Görevler:
a. Kaçak turlarla ilgili yazıya göre okullar hangi olumsuz durumlardan ders çıkarmadan turlara devam ediyor? Hepsini sıralar mısınız?
b. Eğitim kurumlarının kaçak turları üzerine yazıyı son cümlesinden itibaren sürdürür müsünüz?

Belge alıntısı:
UNİVERSİTELER KACAK TURLARA ALET OLMAMALİ…!

15 Kasım 2016 Salı

Tolga Fahri ÇAKMAK- turizmhaberleri.com

Ülkemizde her sene göz göre göre yaşanmakta olup pek çok kayıp verdiğimiz önemli olaylardan biri eğitim kurumlarının “teknik gezi ” adı altında yaptıkları turlar olarak dikkat çekmekte. Maalesef ki yaşanan hiçbir kazadan, olaydan, yaralanmadan ve can kaybından ders çıkarmaksızın okullarımız sorumsuz bir şekilde tarihi yerlere, şehitliklere vs sit alanlarına fütursuzca turlara devam etmekte.

Kaynak malzeme:

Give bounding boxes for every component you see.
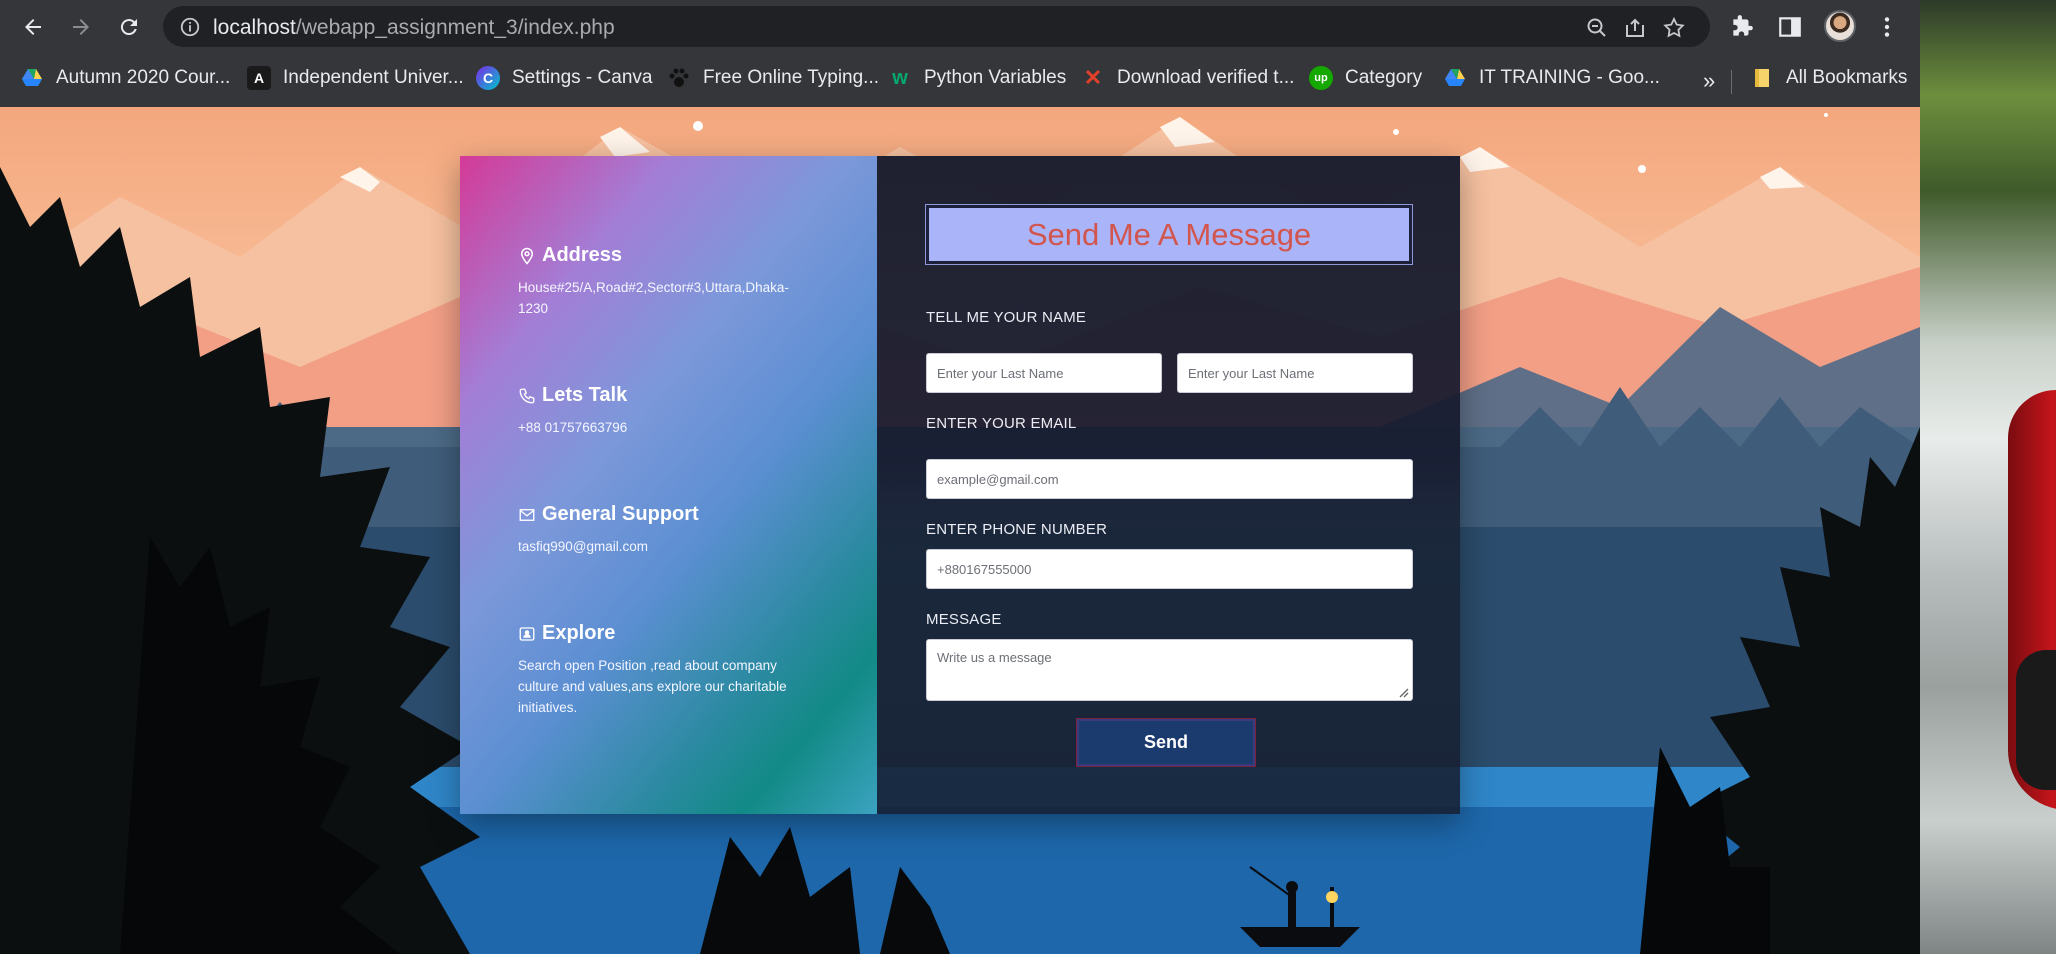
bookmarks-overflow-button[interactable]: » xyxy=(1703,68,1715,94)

Yanıtlar:
a. Kaza, olay, yaralanma ve can kaybı.

b.
Yapılan bu turlar yasal olarak ele alındığında ise yasal hiçbir alt yapısı bulunmamakta. 1618 sayılı yasa da çok net bir tur tanımı bulunmakta. Bu tanım gereği tur “Türkiye’nin tarihi, doğal, kültürel, turistik değerlerinden en az birini tanıtma ve ulaştırmayı birlikte kapsayan, bu hizmetlerin dahil olduğu tek bir fiyatla satılan veya satış taahhüdü yapılan ve hizmeti yirmi dört saatten kısa bir süreyi kapsayan ticarî faaliyeti ” ifade etmektedir. Ve yine bu yasa gereği tur faaliyetini TÜRSAB üyesi olan seyahat acentaları ancak Profesyonel Turist Rehberi eşliğinde yapabilmekte. Fakat mevcut durum işleyişi bunun aksi şekilde sürmekte.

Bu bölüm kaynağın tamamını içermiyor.